Exercise goal ▸ Return the count of lines that mention "изменения", with no other words.

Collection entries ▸
>> START
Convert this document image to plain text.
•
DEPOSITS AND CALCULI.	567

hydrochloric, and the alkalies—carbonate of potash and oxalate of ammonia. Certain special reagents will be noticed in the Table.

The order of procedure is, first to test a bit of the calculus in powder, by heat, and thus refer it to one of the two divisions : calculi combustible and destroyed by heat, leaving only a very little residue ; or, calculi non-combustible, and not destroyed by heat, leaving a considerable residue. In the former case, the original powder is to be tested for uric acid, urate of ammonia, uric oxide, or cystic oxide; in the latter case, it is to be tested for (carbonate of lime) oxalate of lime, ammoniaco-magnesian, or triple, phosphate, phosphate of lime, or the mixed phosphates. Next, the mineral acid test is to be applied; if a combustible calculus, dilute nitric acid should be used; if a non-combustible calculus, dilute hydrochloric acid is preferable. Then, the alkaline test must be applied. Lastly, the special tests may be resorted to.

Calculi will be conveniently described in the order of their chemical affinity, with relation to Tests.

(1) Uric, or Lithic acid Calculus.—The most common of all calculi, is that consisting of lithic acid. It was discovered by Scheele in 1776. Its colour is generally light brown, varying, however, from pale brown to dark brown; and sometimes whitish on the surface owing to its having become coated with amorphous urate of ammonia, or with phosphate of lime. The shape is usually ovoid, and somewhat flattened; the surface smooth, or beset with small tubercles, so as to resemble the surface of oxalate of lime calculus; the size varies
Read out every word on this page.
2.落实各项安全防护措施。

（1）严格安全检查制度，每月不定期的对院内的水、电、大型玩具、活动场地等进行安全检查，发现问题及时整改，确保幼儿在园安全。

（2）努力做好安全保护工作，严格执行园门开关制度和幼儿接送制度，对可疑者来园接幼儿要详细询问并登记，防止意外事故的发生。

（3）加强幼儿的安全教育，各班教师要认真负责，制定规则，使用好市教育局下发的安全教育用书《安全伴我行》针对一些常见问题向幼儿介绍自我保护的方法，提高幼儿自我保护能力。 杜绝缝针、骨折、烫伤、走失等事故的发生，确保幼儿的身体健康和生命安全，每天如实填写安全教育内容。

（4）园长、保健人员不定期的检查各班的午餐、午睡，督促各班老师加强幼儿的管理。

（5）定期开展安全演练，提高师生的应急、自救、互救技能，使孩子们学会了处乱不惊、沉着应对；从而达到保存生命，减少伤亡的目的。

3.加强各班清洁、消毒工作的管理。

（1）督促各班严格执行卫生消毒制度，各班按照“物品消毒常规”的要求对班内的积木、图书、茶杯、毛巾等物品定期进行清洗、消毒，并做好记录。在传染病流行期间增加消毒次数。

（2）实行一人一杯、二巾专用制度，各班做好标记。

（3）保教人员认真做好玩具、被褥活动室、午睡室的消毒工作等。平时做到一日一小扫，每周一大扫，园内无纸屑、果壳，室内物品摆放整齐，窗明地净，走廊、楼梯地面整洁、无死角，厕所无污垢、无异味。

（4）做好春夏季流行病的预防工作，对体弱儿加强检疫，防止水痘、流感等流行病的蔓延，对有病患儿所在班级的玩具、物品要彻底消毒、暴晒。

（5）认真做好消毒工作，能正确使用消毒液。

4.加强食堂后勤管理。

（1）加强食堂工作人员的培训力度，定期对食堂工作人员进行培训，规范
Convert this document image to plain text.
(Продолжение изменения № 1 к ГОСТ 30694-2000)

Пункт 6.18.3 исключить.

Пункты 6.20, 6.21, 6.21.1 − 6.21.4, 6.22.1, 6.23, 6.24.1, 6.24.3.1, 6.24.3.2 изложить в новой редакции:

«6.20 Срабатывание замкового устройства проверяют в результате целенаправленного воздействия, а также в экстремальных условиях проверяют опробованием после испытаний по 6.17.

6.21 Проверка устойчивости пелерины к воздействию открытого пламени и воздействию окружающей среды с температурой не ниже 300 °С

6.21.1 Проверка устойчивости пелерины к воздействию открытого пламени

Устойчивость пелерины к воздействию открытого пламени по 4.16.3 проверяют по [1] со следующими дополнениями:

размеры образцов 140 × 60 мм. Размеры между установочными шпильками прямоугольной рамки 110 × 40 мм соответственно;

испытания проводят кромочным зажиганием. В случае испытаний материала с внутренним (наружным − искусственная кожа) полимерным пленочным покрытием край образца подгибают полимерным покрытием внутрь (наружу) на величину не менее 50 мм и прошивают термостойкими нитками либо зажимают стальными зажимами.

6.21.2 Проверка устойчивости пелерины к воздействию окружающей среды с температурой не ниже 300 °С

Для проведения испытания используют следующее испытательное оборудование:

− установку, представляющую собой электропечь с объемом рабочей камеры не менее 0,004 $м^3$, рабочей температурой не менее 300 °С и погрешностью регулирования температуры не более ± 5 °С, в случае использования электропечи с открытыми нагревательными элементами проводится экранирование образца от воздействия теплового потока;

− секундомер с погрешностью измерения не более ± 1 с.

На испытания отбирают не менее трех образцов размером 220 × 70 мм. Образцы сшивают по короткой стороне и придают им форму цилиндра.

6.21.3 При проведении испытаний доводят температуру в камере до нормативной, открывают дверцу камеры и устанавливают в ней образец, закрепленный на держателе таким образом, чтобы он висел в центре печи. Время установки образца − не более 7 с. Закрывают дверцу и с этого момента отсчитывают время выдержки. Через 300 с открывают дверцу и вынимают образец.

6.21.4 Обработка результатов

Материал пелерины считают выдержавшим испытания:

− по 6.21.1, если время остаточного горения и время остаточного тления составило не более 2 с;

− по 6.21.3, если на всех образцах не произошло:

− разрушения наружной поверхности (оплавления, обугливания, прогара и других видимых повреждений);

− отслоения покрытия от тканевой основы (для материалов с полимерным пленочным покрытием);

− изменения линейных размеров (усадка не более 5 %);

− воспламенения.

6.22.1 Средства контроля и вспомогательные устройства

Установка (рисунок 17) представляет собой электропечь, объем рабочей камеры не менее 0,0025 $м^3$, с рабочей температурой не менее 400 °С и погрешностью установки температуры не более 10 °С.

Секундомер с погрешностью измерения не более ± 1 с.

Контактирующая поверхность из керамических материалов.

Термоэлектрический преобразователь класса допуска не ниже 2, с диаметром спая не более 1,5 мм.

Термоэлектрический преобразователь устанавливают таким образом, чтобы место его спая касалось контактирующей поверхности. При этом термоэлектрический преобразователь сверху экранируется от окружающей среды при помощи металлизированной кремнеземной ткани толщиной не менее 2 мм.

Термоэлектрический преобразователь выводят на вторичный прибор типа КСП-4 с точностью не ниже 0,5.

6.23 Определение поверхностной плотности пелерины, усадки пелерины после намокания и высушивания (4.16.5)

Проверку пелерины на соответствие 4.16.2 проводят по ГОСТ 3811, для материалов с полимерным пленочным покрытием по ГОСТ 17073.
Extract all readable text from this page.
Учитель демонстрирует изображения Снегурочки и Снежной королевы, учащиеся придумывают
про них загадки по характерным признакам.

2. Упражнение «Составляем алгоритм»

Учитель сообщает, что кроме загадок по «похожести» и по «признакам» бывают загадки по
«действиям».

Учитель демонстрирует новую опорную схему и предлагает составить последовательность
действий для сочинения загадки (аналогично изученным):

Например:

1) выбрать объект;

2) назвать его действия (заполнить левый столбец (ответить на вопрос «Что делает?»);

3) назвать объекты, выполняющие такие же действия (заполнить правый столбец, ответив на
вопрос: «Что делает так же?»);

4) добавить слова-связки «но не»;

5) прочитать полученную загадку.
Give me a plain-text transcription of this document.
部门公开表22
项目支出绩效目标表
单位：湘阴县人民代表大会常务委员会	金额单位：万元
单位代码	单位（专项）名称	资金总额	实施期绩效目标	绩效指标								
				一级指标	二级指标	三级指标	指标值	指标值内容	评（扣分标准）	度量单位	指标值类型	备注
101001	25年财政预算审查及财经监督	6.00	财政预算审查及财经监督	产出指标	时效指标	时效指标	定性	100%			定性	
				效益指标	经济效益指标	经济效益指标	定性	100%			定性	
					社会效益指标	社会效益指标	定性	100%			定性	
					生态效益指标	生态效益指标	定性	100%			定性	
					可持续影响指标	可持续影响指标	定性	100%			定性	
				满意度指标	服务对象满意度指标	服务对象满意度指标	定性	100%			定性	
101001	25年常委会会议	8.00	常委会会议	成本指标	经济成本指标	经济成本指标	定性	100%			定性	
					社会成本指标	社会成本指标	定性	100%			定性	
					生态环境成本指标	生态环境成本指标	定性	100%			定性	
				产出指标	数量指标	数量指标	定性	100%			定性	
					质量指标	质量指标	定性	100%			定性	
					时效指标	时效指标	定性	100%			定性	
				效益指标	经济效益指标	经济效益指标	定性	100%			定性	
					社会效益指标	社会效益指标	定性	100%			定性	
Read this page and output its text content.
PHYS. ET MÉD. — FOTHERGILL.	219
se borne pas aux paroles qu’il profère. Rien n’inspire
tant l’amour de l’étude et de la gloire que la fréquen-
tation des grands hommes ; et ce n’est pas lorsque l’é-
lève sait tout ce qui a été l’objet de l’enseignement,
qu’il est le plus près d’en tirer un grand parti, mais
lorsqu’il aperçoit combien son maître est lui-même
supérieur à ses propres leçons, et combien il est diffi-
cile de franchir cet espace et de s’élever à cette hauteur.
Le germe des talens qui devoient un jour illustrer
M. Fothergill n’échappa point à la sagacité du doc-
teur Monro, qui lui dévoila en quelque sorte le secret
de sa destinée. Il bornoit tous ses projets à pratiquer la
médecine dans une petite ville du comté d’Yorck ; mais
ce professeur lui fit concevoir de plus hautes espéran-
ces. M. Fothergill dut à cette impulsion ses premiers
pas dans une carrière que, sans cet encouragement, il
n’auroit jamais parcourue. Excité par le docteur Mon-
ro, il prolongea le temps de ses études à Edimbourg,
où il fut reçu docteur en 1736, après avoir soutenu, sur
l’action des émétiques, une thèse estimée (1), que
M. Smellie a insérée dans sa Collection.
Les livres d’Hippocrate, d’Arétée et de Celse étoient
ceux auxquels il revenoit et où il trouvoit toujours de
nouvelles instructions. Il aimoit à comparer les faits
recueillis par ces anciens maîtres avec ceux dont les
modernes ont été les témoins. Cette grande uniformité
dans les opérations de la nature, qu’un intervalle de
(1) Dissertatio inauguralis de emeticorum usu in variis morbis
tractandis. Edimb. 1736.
>> END
The response ▸ 2